§ Goal
From the listing that follows, extract every line and set it down unaltered.

[begin Source records]

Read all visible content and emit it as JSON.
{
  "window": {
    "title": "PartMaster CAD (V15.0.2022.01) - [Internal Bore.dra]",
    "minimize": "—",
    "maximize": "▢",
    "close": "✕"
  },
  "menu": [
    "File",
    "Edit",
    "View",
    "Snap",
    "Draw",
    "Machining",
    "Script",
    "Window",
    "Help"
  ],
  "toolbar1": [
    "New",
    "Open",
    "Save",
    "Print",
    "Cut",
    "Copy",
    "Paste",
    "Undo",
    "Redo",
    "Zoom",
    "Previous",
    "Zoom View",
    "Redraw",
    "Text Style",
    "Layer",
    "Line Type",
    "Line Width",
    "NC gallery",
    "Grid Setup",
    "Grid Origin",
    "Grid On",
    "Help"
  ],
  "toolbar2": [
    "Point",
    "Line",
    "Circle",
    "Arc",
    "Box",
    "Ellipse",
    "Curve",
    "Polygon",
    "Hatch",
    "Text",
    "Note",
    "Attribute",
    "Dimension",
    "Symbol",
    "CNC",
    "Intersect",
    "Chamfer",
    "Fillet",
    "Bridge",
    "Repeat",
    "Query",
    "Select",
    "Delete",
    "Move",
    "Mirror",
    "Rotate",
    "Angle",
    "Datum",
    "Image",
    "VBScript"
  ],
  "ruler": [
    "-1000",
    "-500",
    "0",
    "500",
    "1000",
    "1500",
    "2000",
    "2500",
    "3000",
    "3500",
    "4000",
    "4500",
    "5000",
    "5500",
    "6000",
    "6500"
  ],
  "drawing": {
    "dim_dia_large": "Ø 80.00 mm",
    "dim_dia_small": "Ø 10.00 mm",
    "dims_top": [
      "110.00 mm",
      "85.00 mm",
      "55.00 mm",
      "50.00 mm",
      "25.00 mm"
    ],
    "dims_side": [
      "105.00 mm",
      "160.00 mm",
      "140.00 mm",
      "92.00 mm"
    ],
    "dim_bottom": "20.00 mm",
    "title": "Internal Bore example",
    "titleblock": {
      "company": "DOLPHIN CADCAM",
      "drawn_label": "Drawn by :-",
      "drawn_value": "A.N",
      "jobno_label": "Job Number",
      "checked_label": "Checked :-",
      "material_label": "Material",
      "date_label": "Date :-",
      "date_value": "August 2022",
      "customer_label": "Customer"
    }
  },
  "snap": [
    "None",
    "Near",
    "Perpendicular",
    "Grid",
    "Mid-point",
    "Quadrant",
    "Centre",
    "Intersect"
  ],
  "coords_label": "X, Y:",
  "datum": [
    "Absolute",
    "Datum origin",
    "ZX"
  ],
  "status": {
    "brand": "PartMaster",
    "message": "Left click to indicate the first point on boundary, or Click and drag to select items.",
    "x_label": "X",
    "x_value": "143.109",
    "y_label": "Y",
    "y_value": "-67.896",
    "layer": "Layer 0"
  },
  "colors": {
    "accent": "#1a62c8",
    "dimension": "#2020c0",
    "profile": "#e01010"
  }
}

[end Source records]

§ Completed task
Read all visible content and emit it as JSON.
{
  "window": {
    "title": "PartMaster CAD (V15.0.2022.01) - [Internal Bore.dra]",
    "minimize": "—",
    "maximize": "▢",
    "close": "✕"
  },
  "menu": [
    "File",
    "Edit",
    "View",
    "Snap",
    "Draw",
    "Machining",
    "Script",
    "Window",
    "Help"
  ],
  "toolbar1": [
    "New",
    "Open",
    "Save",
    "Print",
    "Cut",
    "Copy",
    "Paste",
    "Undo",
    "Redo",
    "Zoom",
    "Previous",
    "Zoom View",
    "Redraw",
    "Text Style",
    "Layer",
    "Line Type",
    "Line Width",
    "NC gallery",
    "Grid Setup",
    "Grid Origin",
    "Grid On",
    "Help"
  ],
  "toolbar2": [
    "Point",
    "Line",
    "Circle",
    "Arc",
    "Box",
    "Ellipse",
    "Curve",
    "Polygon",
    "Hatch",
    "Text",
    "Note",
    "Attribute",
    "Dimension",
    "Symbol",
    "CNC",
    "Intersect",
    "Chamfer",
    "Fillet",
    "Bridge",
    "Repeat",
    "Query",
    "Select",
    "Delete",
    "Move",
    "Mirror",
    "Rotate",
    "Angle",
    "Datum",
    "Image",
    "VBScript"
  ],
  "ruler": [
    "-1000",
    "-500",
    "0",
    "500",
    "1000",
    "1500",
    "2000",
    "2500",
    "3000",
    "3500",
    "4000",
    "4500",
    "5000",
    "5500",
    "6000",
    "6500"
  ],
  "drawing": {
    "dim_dia_large": "Ø 80.00 mm",
    "dim_dia_small": "Ø 10.00 mm",
    "dims_top": [
      "110.00 mm",
      "85.00 mm",
      "55.00 mm",
      "50.00 mm",
      "25.00 mm"
    ],
    "dims_side": [
      "105.00 mm",
      "160.00 mm",
      "140.00 mm",
      "92.00 mm"
    ],
    "dim_bottom": "20.00 mm",
    "title": "Internal Bore example",
    "titleblock": {
      "company": "DOLPHIN CADCAM",
      "drawn_label": "Drawn by :-",
      "drawn_value": "A.N",
      "jobno_label": "Job Number",
      "checked_label": "Checked :-",
      "material_label": "Material",
      "date_label": "Date :-",
      "date_value": "August 2022",
      "customer_label": "Customer"
    }
  },
  "snap": [
    "None",
    "Near",
    "Perpendicular",
    "Grid",
    "Mid-point",
    "Quadrant",
    "Centre",
    "Intersect"
  ],
  "coords_label": "X, Y:",
  "datum": [
    "Absolute",
    "Datum origin",
    "ZX"
  ],
  "status": {
    "brand": "PartMaster",
    "message": "Left click to indicate the first point on boundary, or Click and drag to select items.",
    "x_label": "X",
    "x_value": "143.109",
    "y_label": "Y",
    "y_value": "-67.896",
    "layer": "Layer 0"
  },
  "colors": {
    "accent": "#1a62c8",
    "dimension": "#2020c0",
    "profile": "#e01010"
  }
}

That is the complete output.